WRITTEN TASK:
Show all lines of the listing that hold the word "residuals".

## Start EXERCISE MATERIAL

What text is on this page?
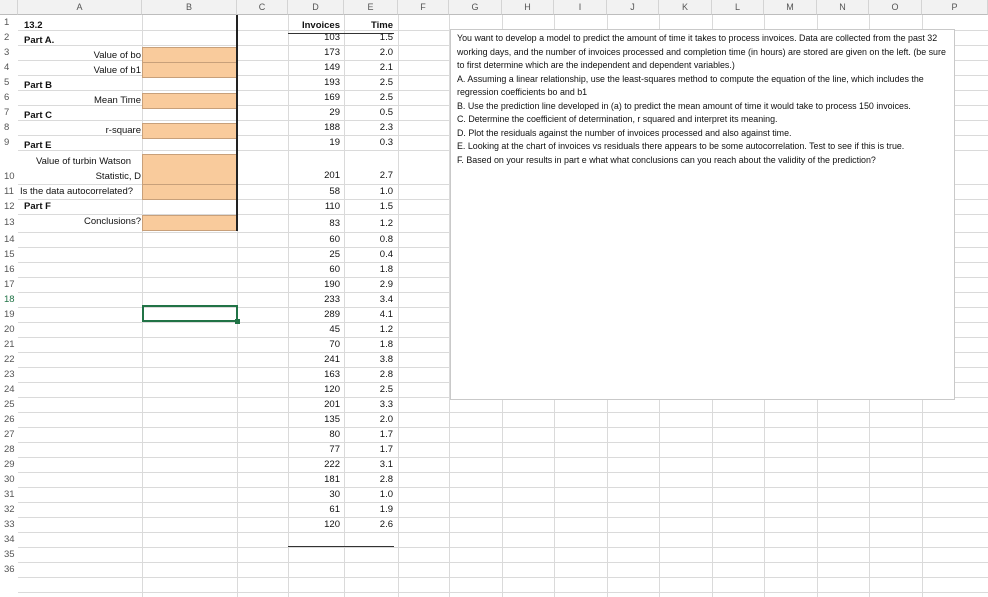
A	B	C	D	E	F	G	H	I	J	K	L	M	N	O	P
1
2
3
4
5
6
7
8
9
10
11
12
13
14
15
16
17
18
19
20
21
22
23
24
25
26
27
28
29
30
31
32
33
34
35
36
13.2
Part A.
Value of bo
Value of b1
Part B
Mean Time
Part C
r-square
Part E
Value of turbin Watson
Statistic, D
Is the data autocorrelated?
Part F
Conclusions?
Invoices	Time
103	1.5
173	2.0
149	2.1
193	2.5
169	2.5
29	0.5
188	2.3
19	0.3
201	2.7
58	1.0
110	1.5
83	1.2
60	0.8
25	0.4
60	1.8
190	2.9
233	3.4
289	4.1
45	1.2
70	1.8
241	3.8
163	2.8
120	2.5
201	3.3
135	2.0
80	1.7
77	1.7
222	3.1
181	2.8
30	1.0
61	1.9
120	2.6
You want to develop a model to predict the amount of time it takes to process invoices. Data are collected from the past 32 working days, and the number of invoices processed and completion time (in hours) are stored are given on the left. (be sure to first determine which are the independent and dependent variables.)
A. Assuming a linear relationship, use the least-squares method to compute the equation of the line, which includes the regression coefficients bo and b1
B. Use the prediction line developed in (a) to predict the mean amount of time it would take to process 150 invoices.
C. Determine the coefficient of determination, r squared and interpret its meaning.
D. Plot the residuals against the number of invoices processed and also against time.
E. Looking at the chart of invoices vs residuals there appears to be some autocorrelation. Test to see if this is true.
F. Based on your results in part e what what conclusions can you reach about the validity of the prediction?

## End EXERCISE MATERIAL
## Start EXERCISE MATERIAL

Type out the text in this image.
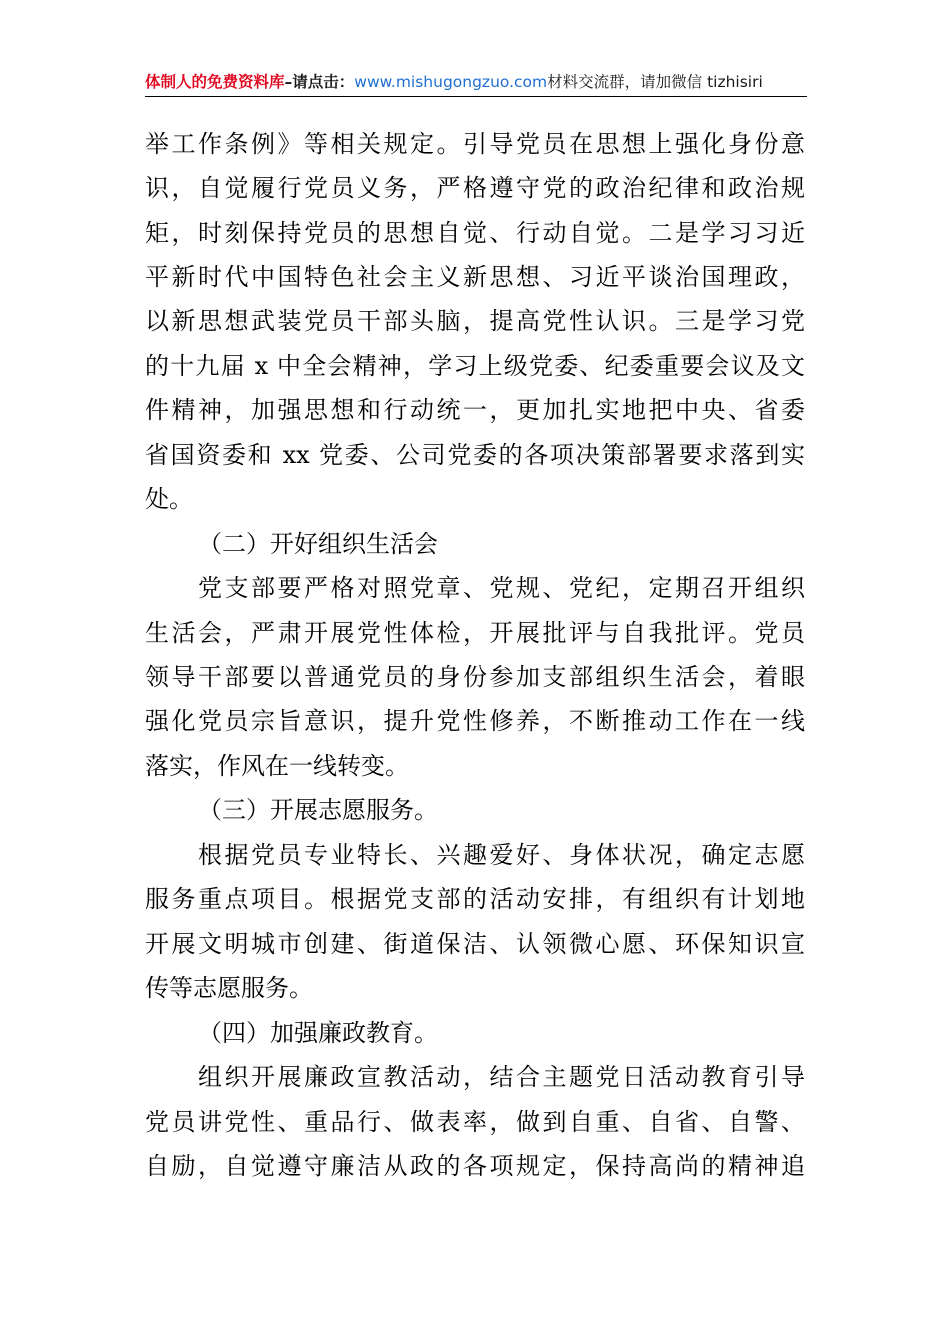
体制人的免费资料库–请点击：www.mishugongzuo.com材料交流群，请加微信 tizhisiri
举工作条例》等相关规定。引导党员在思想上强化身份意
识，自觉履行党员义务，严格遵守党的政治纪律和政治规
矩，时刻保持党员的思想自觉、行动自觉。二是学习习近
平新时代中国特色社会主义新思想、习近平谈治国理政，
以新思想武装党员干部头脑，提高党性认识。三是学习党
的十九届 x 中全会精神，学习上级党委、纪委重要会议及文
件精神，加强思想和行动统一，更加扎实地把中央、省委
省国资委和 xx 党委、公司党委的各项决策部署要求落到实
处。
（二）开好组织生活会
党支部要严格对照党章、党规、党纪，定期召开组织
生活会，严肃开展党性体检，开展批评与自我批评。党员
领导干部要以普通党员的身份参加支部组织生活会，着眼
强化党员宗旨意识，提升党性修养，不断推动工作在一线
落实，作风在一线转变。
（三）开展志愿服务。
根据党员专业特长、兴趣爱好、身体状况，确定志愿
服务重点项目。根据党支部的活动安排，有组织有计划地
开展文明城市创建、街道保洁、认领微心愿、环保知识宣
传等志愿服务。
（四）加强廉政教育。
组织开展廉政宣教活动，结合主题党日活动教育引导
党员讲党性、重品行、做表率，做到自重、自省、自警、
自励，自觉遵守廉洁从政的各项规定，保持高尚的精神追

## End EXERCISE MATERIAL

FULL RESPONSE:
D. Plot the residuals against the number of invoices processed and also against time.
E. Looking at the chart of invoices vs residuals there appears to be some autocorrelation. Test to see if this is true.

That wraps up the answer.